DIRECTION
Pictures aside, write out every record exactly as it appears.

(Data records)
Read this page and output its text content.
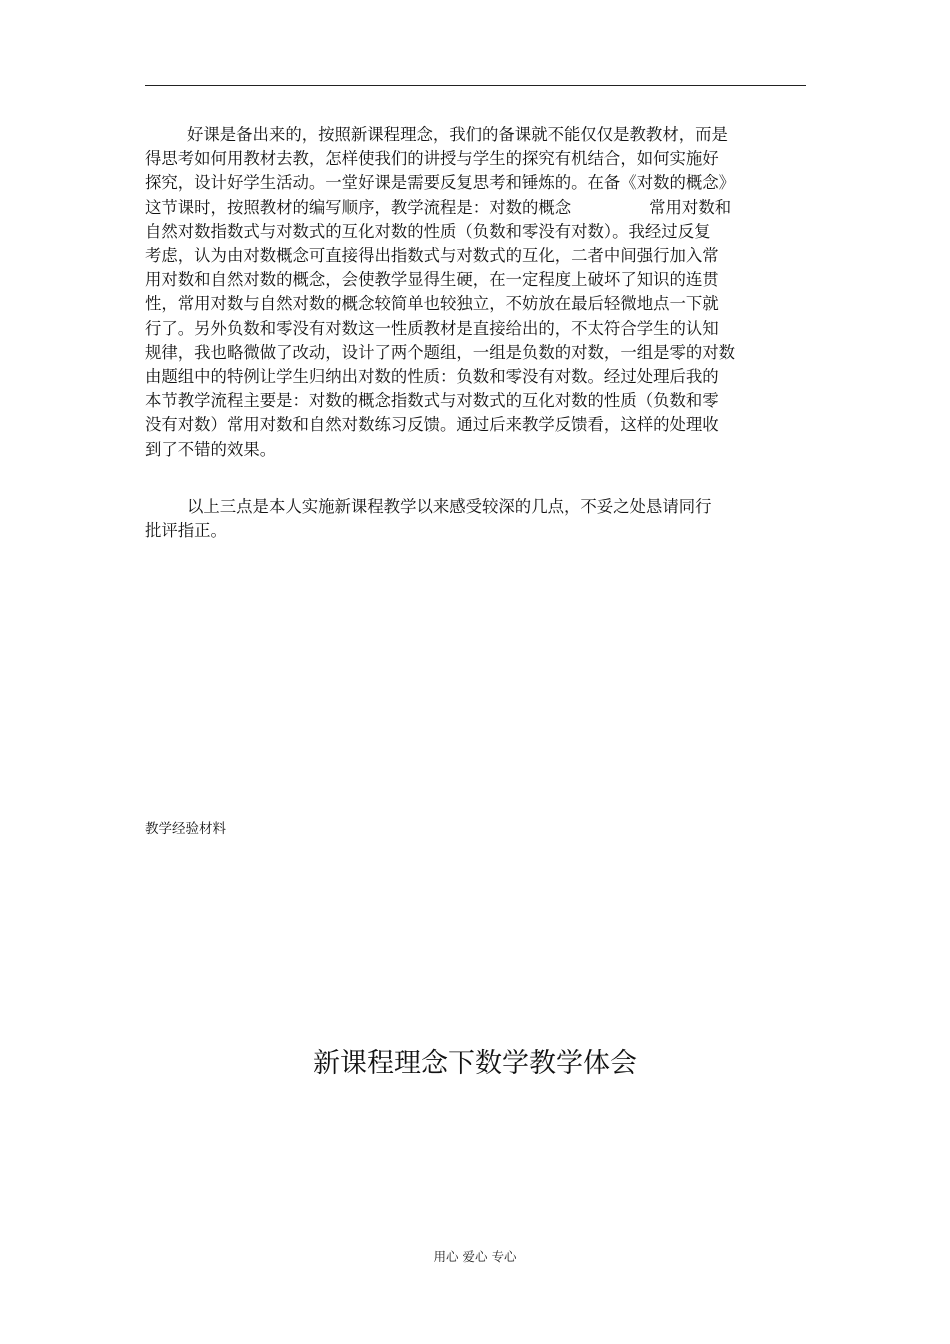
好课是备出来的，按照新课程理念，我们的备课就不能仅仅是教教材，而是
得思考如何用教材去教，怎样使我们的讲授与学生的探究有机结合，如何实施好
探究，设计好学生活动。一堂好课是需要反复思考和锤炼的。在备《对数的概念》
这节课时，按照教材的编写顺序，教学流程是：对数的概念	常用对数和
自然对数指数式与对数式的互化对数的性质（负数和零没有对数）。我经过反复
考虑，认为由对数概念可直接得出指数式与对数式的互化，二者中间强行加入常
用对数和自然对数的概念，会使教学显得生硬，在一定程度上破坏了知识的连贯
性，常用对数与自然对数的概念较简单也较独立，不妨放在最后轻微地点一下就
行了。另外负数和零没有对数这一性质教材是直接给出的，不太符合学生的认知
规律，我也略微做了改动，设计了两个题组，一组是负数的对数，一组是零的对数
由题组中的特例让学生归纳出对数的性质：负数和零没有对数。经过处理后我的
本节教学流程主要是：对数的概念指数式与对数式的互化对数的性质（负数和零
没有对数）常用对数和自然对数练习反馈。通过后来教学反馈看，这样的处理收
到了不错的效果。

以上三点是本人实施新课程教学以来感受较深的几点，不妥之处恳请同行
批评指正。

教学经验材料

新课程理念下数学教学体会

用心 爱心 专心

SOLUTION
Read this page and output its text content.
好课是备出来的，按照新课程理念，我们的备课就不能仅仅是教教材，而是
得思考如何用教材去教，怎样使我们的讲授与学生的探究有机结合，如何实施好
探究，设计好学生活动。一堂好课是需要反复思考和锤炼的。在备《对数的概念》
这节课时，按照教材的编写顺序，教学流程是：对数的概念	常用对数和
自然对数指数式与对数式的互化对数的性质（负数和零没有对数）。我经过反复
考虑，认为由对数概念可直接得出指数式与对数式的互化，二者中间强行加入常
用对数和自然对数的概念，会使教学显得生硬，在一定程度上破坏了知识的连贯
性，常用对数与自然对数的概念较简单也较独立，不妨放在最后轻微地点一下就
行了。另外负数和零没有对数这一性质教材是直接给出的，不太符合学生的认知
规律，我也略微做了改动，设计了两个题组，一组是负数的对数，一组是零的对数
由题组中的特例让学生归纳出对数的性质：负数和零没有对数。经过处理后我的
本节教学流程主要是：对数的概念指数式与对数式的互化对数的性质（负数和零
没有对数）常用对数和自然对数练习反馈。通过后来教学反馈看，这样的处理收
到了不错的效果。

以上三点是本人实施新课程教学以来感受较深的几点，不妥之处恳请同行
批评指正。

教学经验材料

新课程理念下数学教学体会

用心 爱心 专心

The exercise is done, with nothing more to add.